- TASK PROMPT
Read the lines that follow and pick out every one containing the word "burned".

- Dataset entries
○ ○ ○ ○ ○ ○ ○

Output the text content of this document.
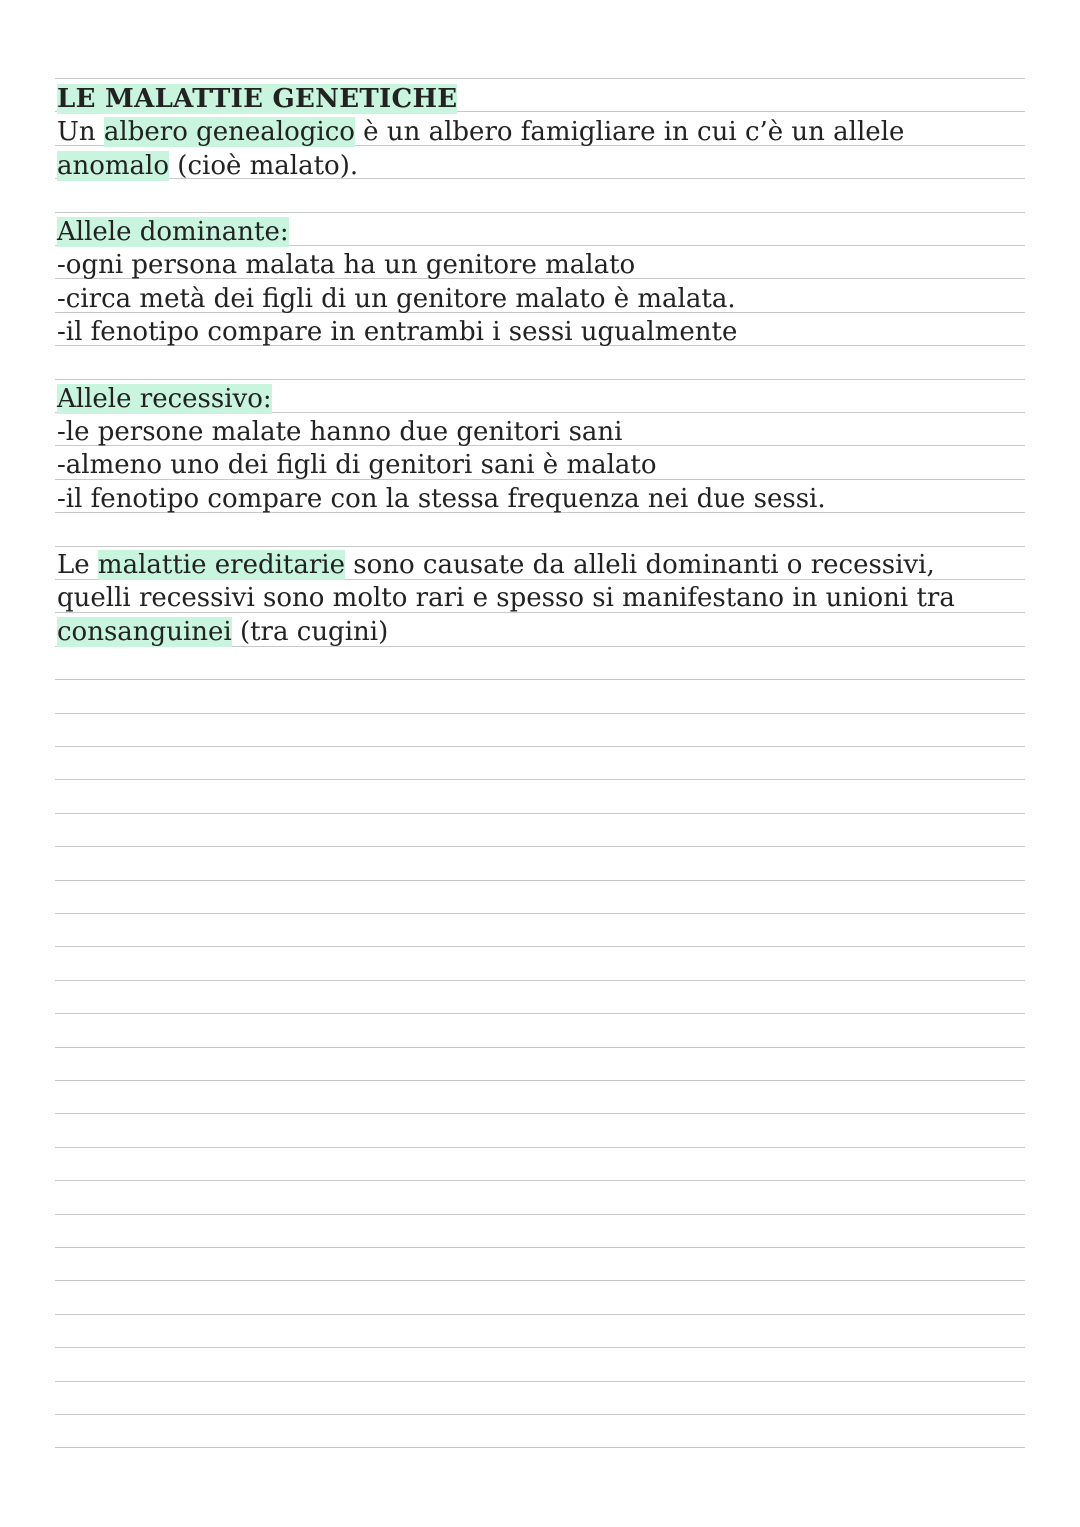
LE MALATTIE GENETICHE
Un albero genealogico è un albero famigliare in cui c’è un allele
anomalo (cioè malato).
Allele dominante:
-ogni persona malata ha un genitore malato
-circa metà dei figli di un genitore malato è malata.
-il fenotipo compare in entrambi i sessi ugualmente
Allele recessivo:
-le persone malate hanno due genitori sani
-almeno uno dei figli di genitori sani è malato
-il fenotipo compare con la stessa frequenza nei due sessi.
Le malattie ereditarie sono causate da alleli dominanti o recessivi,
quelli recessivi sono molto rari e spesso si manifestano in unioni tra
consanguinei (tra cugini)
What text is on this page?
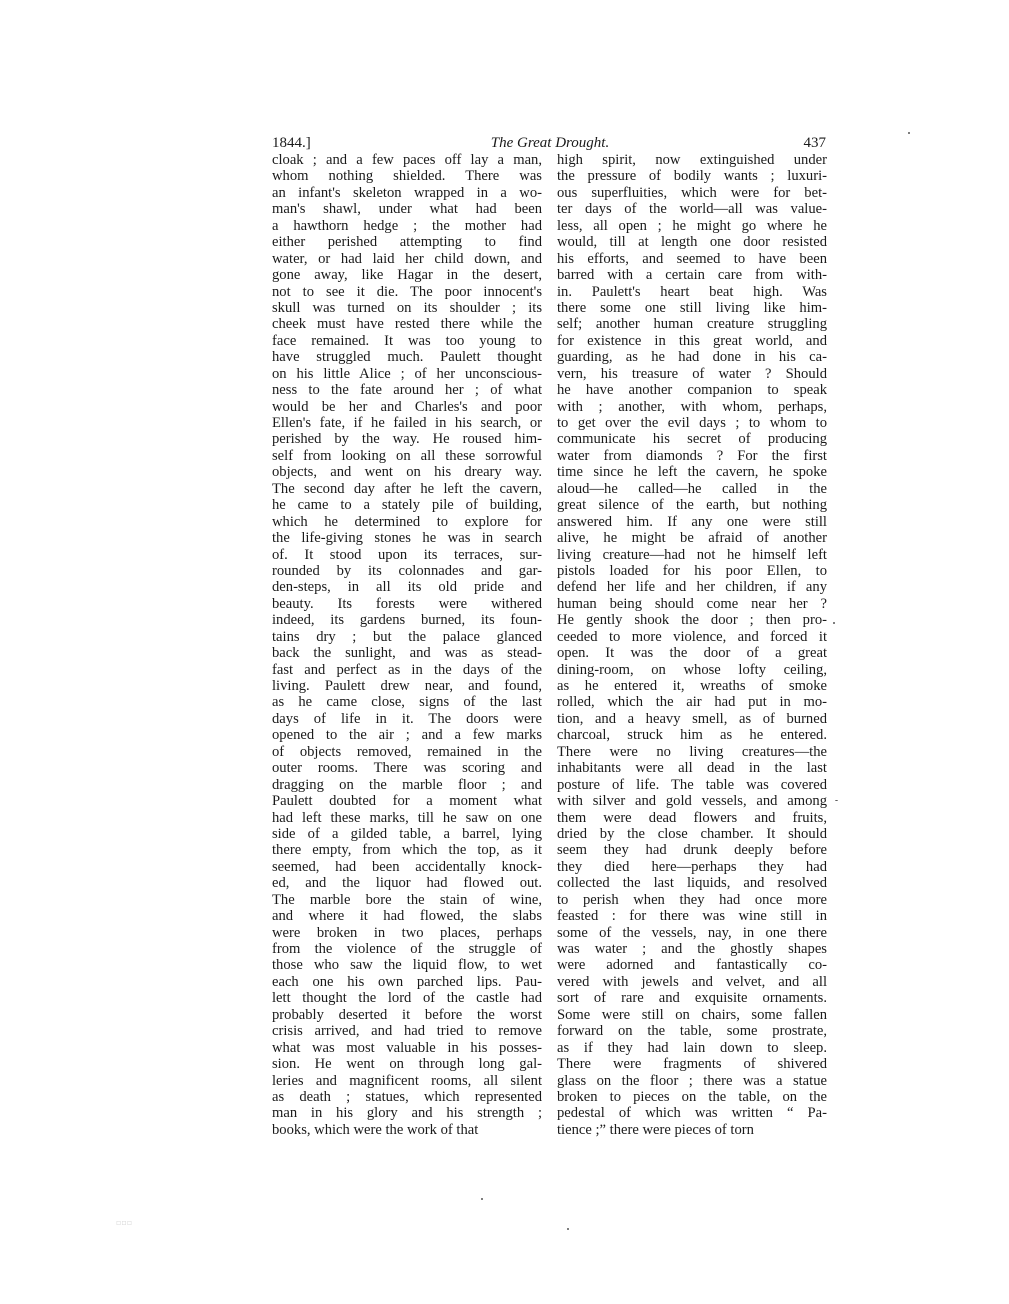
1844.]	The Great Drought.	437
cloak ; and a few paces off lay a man,
whom nothing shielded. There was
an infant's skeleton wrapped in a wo-
man's shawl, under what had been
a hawthorn hedge ; the mother had
either perished attempting to find
water, or had laid her child down, and
gone away, like Hagar in the desert,
not to see it die. The poor innocent's
skull was turned on its shoulder ; its
cheek must have rested there while the
face remained. It was too young to
have struggled much. Paulett thought
on his little Alice ; of her unconscious-
ness to the fate around her ; of what
would be her and Charles's and poor
Ellen's fate, if he failed in his search, or
perished by the way. He roused him-
self from looking on all these sorrowful
objects, and went on his dreary way.
The second day after he left the cavern,
he came to a stately pile of building,
which he determined to explore for
the life-giving stones he was in search
of. It stood upon its terraces, sur-
rounded by its colonnades and gar-
den-steps, in all its old pride and
beauty. Its forests were withered
indeed, its gardens burned, its foun-
tains dry ; but the palace glanced
back the sunlight, and was as stead-
fast and perfect as in the days of the
living. Paulett drew near, and found,
as he came close, signs of the last
days of life in it. The doors were
opened to the air ; and a few marks
of objects removed, remained in the
outer rooms. There was scoring and
dragging on the marble floor ; and
Paulett doubted for a moment what
had left these marks, till he saw on one
side of a gilded table, a barrel, lying
there empty, from which the top, as it
seemed, had been accidentally knock-
ed, and the liquor had flowed out.
The marble bore the stain of wine,
and where it had flowed, the slabs
were broken in two places, perhaps
from the violence of the struggle of
those who saw the liquid flow, to wet
each one his own parched lips. Pau-
lett thought the lord of the castle had
probably deserted it before the worst
crisis arrived, and had tried to remove
what was most valuable in his posses-
sion. He went on through long gal-
leries and magnificent rooms, all silent
as death ; statues, which represented
man in his glory and his strength ;
books, which were the work of that
high spirit, now extinguished under
the pressure of bodily wants ; luxuri-
ous superfluities, which were for bet-
ter days of the world—all was value-
less, all open ; he might go where he
would, till at length one door resisted
his efforts, and seemed to have been
barred with a certain care from with-
in. Paulett's heart beat high. Was
there some one still living like him-
self; another human creature struggling
for existence in this great world, and
guarding, as he had done in his ca-
vern, his treasure of water ? Should
he have another companion to speak
with ; another, with whom, perhaps,
to get over the evil days ; to whom to
communicate his secret of producing
water from diamonds ? For the first
time since he left the cavern, he spoke
aloud—he called—he called in the
great silence of the earth, but nothing
answered him. If any one were still
alive, he might be afraid of another
living creature—had not he himself left
pistols loaded for his poor Ellen, to
defend her life and her children, if any
human being should come near her ?
He gently shook the door ; then pro-
ceeded to more violence, and forced it
open. It was the door of a great
dining-room, on whose lofty ceiling,
as he entered it, wreaths of smoke
rolled, which the air had put in mo-
tion, and a heavy smell, as of burned
charcoal, struck him as he entered.
There were no living creatures—the
inhabitants were all dead in the last
posture of life. The table was covered
with silver and gold vessels, and among
them were dead flowers and fruits,
dried by the close chamber. It should
seem they had drunk deeply before
they died here—perhaps they had
collected the last liquids, and resolved
to perish when they had once more
feasted : for there was wine still in
some of the vessels, nay, in one there
was water ; and the ghostly shapes
were adorned and fantastically co-
vered with jewels and velvet, and all
sort of rare and exquisite ornaments.
Some were still on chairs, some fallen
forward on the table, some prostrate,
as if they had lain down to sleep.
There were fragments of shivered
glass on the floor ; there was a statue
broken to pieces on the table, on the
pedestal of which was written “ Pa-
tience ;” there were pieces of torn
▫▫▫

○ ○ ○ ○ ○ ○ ○

- RESULT
indeed, its gardens burned, its foun-
tion, and a heavy smell, as of burned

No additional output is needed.